_Exercise aim:_ Sift the material for lines containing "expediente", and return them.

_Data provided:_
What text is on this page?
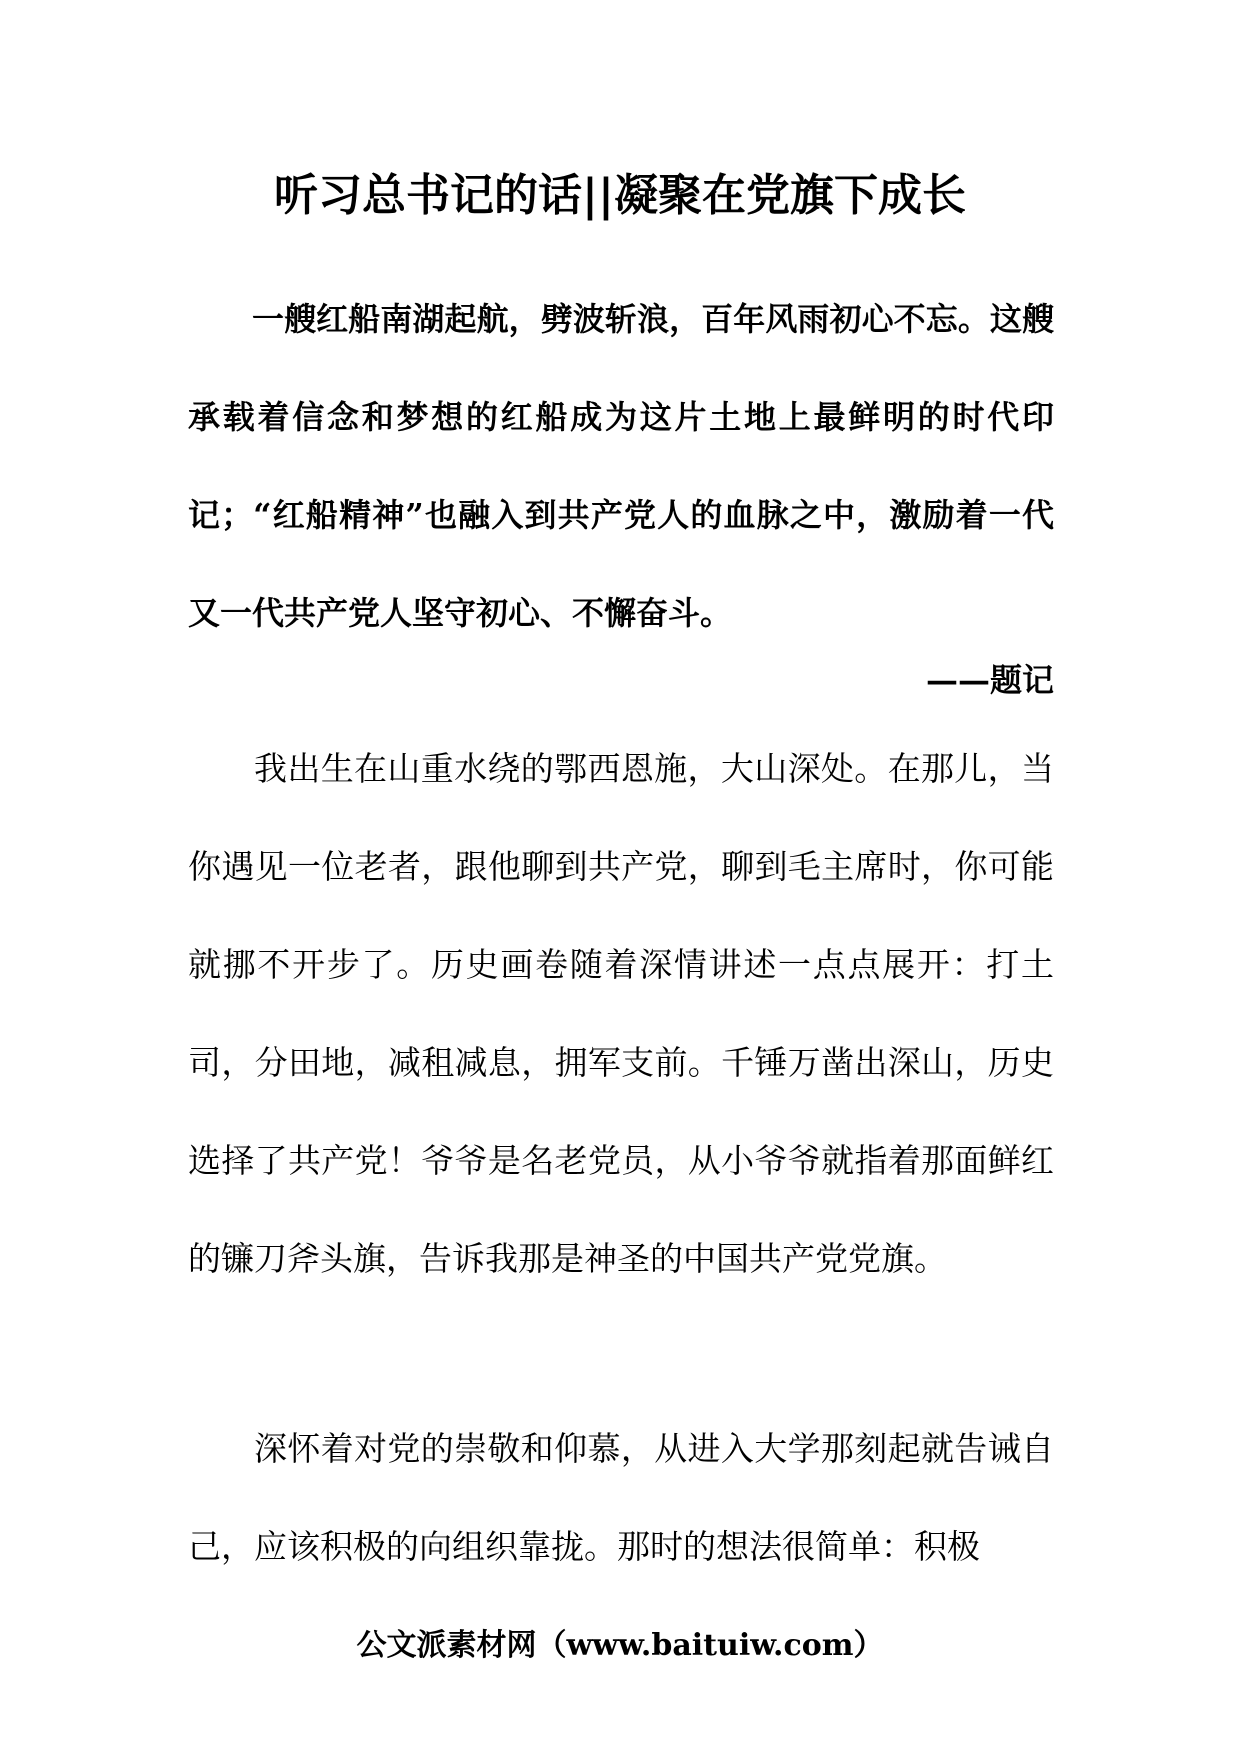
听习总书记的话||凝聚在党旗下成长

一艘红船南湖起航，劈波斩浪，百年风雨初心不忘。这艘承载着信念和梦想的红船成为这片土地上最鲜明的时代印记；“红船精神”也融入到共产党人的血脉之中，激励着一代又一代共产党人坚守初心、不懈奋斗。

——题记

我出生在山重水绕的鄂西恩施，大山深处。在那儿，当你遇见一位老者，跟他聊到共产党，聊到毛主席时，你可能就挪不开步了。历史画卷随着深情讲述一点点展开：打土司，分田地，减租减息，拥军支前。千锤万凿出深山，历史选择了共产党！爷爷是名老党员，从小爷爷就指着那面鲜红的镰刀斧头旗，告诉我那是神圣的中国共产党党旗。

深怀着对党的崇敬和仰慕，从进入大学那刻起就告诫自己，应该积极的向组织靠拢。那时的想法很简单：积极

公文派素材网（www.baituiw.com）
==
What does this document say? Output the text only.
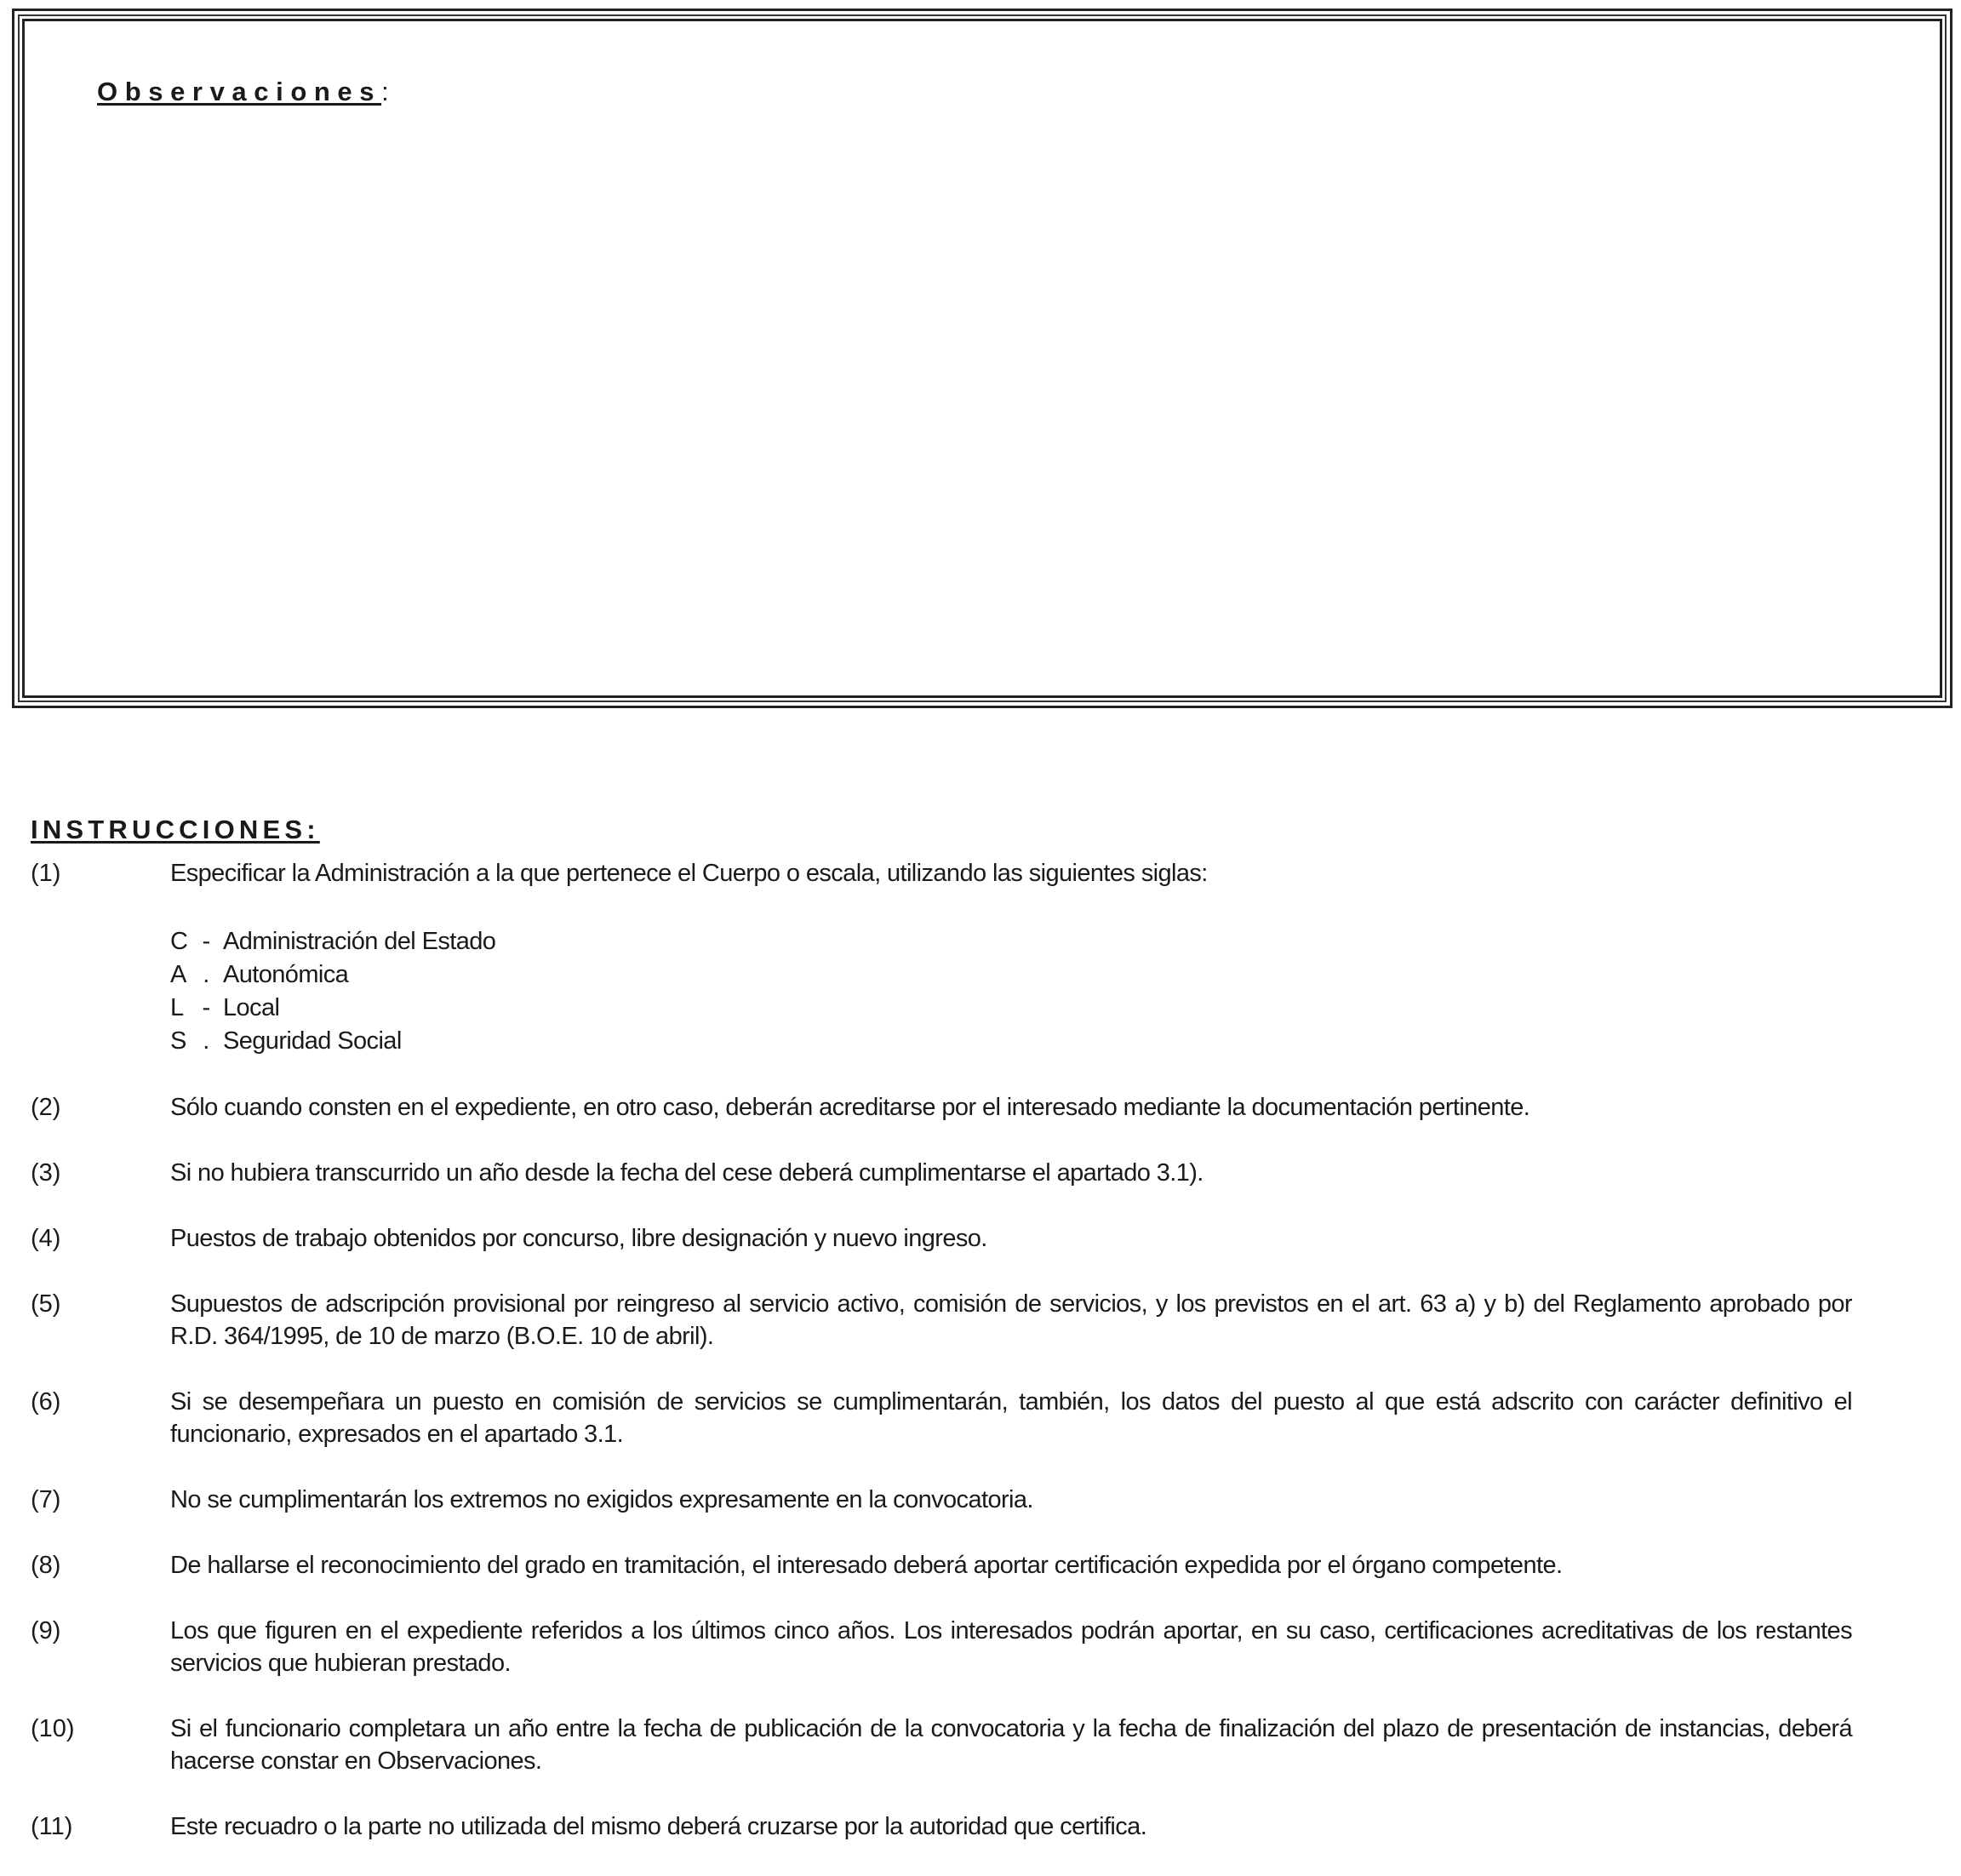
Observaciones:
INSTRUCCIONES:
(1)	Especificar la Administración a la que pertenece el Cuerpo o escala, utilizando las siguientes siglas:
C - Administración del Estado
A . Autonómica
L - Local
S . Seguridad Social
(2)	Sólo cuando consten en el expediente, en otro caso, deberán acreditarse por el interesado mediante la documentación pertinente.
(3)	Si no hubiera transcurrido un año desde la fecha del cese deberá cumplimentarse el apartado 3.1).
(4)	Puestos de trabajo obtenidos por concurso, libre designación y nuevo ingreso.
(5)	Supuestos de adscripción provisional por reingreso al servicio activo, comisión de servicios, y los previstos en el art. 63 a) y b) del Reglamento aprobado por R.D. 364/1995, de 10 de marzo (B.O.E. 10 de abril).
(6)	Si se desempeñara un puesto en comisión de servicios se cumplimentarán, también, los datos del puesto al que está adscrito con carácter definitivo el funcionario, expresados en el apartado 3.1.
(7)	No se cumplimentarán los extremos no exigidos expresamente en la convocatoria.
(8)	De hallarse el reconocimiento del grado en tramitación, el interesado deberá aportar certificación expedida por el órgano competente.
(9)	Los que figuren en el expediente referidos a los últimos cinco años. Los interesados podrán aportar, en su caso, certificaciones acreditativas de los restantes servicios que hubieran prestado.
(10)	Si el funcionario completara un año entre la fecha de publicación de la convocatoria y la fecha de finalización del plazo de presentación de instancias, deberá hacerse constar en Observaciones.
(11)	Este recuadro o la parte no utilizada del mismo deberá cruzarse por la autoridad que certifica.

_Full answer:_
(2)	Sólo cuando consten en el expediente, en otro caso, deberán acreditarse por el interesado mediante la documentación pertinente.
(9)	Los que figuren en el expediente referidos a los últimos cinco años. Los interesados podrán aportar, en su caso, certificaciones acreditativas de los restantes servicios que hubieran prestado.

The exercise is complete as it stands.